* What you have to do
Reproduce every entry exactly as shown.

"""

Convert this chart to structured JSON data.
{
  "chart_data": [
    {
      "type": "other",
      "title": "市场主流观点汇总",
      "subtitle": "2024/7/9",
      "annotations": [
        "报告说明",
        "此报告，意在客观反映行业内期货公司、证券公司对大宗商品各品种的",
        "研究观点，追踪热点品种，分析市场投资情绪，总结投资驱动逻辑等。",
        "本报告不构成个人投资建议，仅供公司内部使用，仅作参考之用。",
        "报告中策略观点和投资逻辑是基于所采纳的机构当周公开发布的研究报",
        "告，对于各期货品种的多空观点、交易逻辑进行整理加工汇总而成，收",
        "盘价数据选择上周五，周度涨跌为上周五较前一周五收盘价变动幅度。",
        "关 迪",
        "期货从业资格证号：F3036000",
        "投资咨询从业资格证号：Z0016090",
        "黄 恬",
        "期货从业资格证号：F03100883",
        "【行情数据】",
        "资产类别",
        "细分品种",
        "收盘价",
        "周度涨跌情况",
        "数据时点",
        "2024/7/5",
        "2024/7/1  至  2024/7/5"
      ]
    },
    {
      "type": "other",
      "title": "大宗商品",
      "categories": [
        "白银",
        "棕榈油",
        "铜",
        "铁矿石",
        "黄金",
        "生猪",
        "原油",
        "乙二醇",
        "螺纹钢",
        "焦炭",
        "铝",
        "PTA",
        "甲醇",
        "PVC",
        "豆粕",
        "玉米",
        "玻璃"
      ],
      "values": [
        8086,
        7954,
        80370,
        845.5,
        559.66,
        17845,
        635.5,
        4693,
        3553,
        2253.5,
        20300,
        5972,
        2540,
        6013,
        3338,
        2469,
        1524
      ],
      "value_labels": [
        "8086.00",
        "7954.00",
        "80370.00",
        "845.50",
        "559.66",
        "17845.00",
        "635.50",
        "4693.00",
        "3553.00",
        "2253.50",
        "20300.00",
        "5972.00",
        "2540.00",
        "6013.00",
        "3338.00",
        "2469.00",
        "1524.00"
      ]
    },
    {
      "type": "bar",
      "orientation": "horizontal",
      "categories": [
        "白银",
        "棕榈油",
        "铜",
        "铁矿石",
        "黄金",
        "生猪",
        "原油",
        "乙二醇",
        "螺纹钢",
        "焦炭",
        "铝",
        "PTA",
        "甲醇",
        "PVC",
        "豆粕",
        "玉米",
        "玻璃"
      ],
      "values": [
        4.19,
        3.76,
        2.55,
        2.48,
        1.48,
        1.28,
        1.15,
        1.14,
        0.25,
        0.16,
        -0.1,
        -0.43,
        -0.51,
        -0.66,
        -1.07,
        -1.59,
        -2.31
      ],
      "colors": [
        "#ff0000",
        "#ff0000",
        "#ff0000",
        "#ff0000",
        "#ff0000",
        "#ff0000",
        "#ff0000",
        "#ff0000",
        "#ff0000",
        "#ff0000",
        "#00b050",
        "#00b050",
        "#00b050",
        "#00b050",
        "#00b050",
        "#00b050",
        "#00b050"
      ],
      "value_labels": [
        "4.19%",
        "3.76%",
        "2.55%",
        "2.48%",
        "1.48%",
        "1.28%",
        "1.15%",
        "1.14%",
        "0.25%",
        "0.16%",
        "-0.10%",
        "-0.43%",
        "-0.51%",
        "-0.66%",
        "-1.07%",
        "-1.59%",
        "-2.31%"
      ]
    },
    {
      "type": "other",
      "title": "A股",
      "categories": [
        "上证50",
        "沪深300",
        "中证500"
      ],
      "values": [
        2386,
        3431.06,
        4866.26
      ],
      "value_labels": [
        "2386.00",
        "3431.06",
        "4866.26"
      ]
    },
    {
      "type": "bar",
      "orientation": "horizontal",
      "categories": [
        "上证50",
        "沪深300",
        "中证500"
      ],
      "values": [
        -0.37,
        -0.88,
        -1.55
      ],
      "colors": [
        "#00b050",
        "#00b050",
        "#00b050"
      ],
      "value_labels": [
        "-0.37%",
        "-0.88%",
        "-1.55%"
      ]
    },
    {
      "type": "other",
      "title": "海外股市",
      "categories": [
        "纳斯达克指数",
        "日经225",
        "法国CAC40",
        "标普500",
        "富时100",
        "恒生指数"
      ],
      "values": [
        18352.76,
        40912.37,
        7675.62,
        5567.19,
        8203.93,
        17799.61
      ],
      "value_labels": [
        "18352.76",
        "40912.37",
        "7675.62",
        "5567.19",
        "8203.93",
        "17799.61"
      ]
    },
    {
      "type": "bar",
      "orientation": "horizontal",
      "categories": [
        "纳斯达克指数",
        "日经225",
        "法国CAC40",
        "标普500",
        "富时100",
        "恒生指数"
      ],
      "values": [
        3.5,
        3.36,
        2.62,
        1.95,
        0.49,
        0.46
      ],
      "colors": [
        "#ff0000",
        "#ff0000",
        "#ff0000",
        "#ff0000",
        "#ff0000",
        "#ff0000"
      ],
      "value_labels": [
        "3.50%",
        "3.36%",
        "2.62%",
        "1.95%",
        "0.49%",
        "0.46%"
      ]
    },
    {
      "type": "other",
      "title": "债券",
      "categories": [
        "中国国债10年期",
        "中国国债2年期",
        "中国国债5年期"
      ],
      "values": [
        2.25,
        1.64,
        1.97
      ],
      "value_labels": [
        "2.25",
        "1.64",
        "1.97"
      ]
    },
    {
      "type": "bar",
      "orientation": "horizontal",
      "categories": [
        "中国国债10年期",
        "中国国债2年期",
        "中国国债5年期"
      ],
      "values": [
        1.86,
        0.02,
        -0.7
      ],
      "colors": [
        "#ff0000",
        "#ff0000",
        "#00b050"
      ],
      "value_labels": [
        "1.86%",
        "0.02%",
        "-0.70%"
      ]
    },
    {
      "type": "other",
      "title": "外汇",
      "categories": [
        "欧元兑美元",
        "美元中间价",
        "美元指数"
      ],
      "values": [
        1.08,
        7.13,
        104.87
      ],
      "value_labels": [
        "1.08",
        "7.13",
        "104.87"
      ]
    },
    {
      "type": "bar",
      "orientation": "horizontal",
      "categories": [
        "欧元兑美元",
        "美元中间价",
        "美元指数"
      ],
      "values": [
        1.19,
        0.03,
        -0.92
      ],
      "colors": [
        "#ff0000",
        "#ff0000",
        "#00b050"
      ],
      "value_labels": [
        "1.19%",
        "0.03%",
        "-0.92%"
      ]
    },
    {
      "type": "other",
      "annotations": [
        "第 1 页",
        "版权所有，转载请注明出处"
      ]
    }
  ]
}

"""

* Completed exercise
Convert this chart to structured JSON data.
{
  "chart_data": [
    {
      "type": "other",
      "title": "市场主流观点汇总",
      "subtitle": "2024/7/9",
      "annotations": [
        "报告说明",
        "此报告，意在客观反映行业内期货公司、证券公司对大宗商品各品种的",
        "研究观点，追踪热点品种，分析市场投资情绪，总结投资驱动逻辑等。",
        "本报告不构成个人投资建议，仅供公司内部使用，仅作参考之用。",
        "报告中策略观点和投资逻辑是基于所采纳的机构当周公开发布的研究报",
        "告，对于各期货品种的多空观点、交易逻辑进行整理加工汇总而成，收",
        "盘价数据选择上周五，周度涨跌为上周五较前一周五收盘价变动幅度。",
        "关 迪",
        "期货从业资格证号：F3036000",
        "投资咨询从业资格证号：Z0016090",
        "黄 恬",
        "期货从业资格证号：F03100883",
        "【行情数据】",
        "资产类别",
        "细分品种",
        "收盘价",
        "周度涨跌情况",
        "数据时点",
        "2024/7/5",
        "2024/7/1  至  2024/7/5"
      ]
    },
    {
      "type": "other",
      "title": "大宗商品",
      "categories": [
        "白银",
        "棕榈油",
        "铜",
        "铁矿石",
        "黄金",
        "生猪",
        "原油",
        "乙二醇",
        "螺纹钢",
        "焦炭",
        "铝",
        "PTA",
        "甲醇",
        "PVC",
        "豆粕",
        "玉米",
        "玻璃"
      ],
      "values": [
        8086,
        7954,
        80370,
        845.5,
        559.66,
        17845,
        635.5,
        4693,
        3553,
        2253.5,
        20300,
        5972,
        2540,
        6013,
        3338,
        2469,
        1524
      ],
      "value_labels": [
        "8086.00",
        "7954.00",
        "80370.00",
        "845.50",
        "559.66",
        "17845.00",
        "635.50",
        "4693.00",
        "3553.00",
        "2253.50",
        "20300.00",
        "5972.00",
        "2540.00",
        "6013.00",
        "3338.00",
        "2469.00",
        "1524.00"
      ]
    },
    {
      "type": "bar",
      "orientation": "horizontal",
      "categories": [
        "白银",
        "棕榈油",
        "铜",
        "铁矿石",
        "黄金",
        "生猪",
        "原油",
        "乙二醇",
        "螺纹钢",
        "焦炭",
        "铝",
        "PTA",
        "甲醇",
        "PVC",
        "豆粕",
        "玉米",
        "玻璃"
      ],
      "values": [
        4.19,
        3.76,
        2.55,
        2.48,
        1.48,
        1.28,
        1.15,
        1.14,
        0.25,
        0.16,
        -0.1,
        -0.43,
        -0.51,
        -0.66,
        -1.07,
        -1.59,
        -2.31
      ],
      "colors": [
        "#ff0000",
        "#ff0000",
        "#ff0000",
        "#ff0000",
        "#ff0000",
        "#ff0000",
        "#ff0000",
        "#ff0000",
        "#ff0000",
        "#ff0000",
        "#00b050",
        "#00b050",
        "#00b050",
        "#00b050",
        "#00b050",
        "#00b050",
        "#00b050"
      ],
      "value_labels": [
        "4.19%",
        "3.76%",
        "2.55%",
        "2.48%",
        "1.48%",
        "1.28%",
        "1.15%",
        "1.14%",
        "0.25%",
        "0.16%",
        "-0.10%",
        "-0.43%",
        "-0.51%",
        "-0.66%",
        "-1.07%",
        "-1.59%",
        "-2.31%"
      ]
    },
    {
      "type": "other",
      "title": "A股",
      "categories": [
        "上证50",
        "沪深300",
        "中证500"
      ],
      "values": [
        2386,
        3431.06,
        4866.26
      ],
      "value_labels": [
        "2386.00",
        "3431.06",
        "4866.26"
      ]
    },
    {
      "type": "bar",
      "orientation": "horizontal",
      "categories": [
        "上证50",
        "沪深300",
        "中证500"
      ],
      "values": [
        -0.37,
        -0.88,
        -1.55
      ],
      "colors": [
        "#00b050",
        "#00b050",
        "#00b050"
      ],
      "value_labels": [
        "-0.37%",
        "-0.88%",
        "-1.55%"
      ]
    },
    {
      "type": "other",
      "title": "海外股市",
      "categories": [
        "纳斯达克指数",
        "日经225",
        "法国CAC40",
        "标普500",
        "富时100",
        "恒生指数"
      ],
      "values": [
        18352.76,
        40912.37,
        7675.62,
        5567.19,
        8203.93,
        17799.61
      ],
      "value_labels": [
        "18352.76",
        "40912.37",
        "7675.62",
        "5567.19",
        "8203.93",
        "17799.61"
      ]
    },
    {
      "type": "bar",
      "orientation": "horizontal",
      "categories": [
        "纳斯达克指数",
        "日经225",
        "法国CAC40",
        "标普500",
        "富时100",
        "恒生指数"
      ],
      "values": [
        3.5,
        3.36,
        2.62,
        1.95,
        0.49,
        0.46
      ],
      "colors": [
        "#ff0000",
        "#ff0000",
        "#ff0000",
        "#ff0000",
        "#ff0000",
        "#ff0000"
      ],
      "value_labels": [
        "3.50%",
        "3.36%",
        "2.62%",
        "1.95%",
        "0.49%",
        "0.46%"
      ]
    },
    {
      "type": "other",
      "title": "债券",
      "categories": [
        "中国国债10年期",
        "中国国债2年期",
        "中国国债5年期"
      ],
      "values": [
        2.25,
        1.64,
        1.97
      ],
      "value_labels": [
        "2.25",
        "1.64",
        "1.97"
      ]
    },
    {
      "type": "bar",
      "orientation": "horizontal",
      "categories": [
        "中国国债10年期",
        "中国国债2年期",
        "中国国债5年期"
      ],
      "values": [
        1.86,
        0.02,
        -0.7
      ],
      "colors": [
        "#ff0000",
        "#ff0000",
        "#00b050"
      ],
      "value_labels": [
        "1.86%",
        "0.02%",
        "-0.70%"
      ]
    },
    {
      "type": "other",
      "title": "外汇",
      "categories": [
        "欧元兑美元",
        "美元中间价",
        "美元指数"
      ],
      "values": [
        1.08,
        7.13,
        104.87
      ],
      "value_labels": [
        "1.08",
        "7.13",
        "104.87"
      ]
    },
    {
      "type": "bar",
      "orientation": "horizontal",
      "categories": [
        "欧元兑美元",
        "美元中间价",
        "美元指数"
      ],
      "values": [
        1.19,
        0.03,
        -0.92
      ],
      "colors": [
        "#ff0000",
        "#ff0000",
        "#00b050"
      ],
      "value_labels": [
        "1.19%",
        "0.03%",
        "-0.92%"
      ]
    },
    {
      "type": "other",
      "annotations": [
        "第 1 页",
        "版权所有，转载请注明出处"
      ]
    }
  ]
}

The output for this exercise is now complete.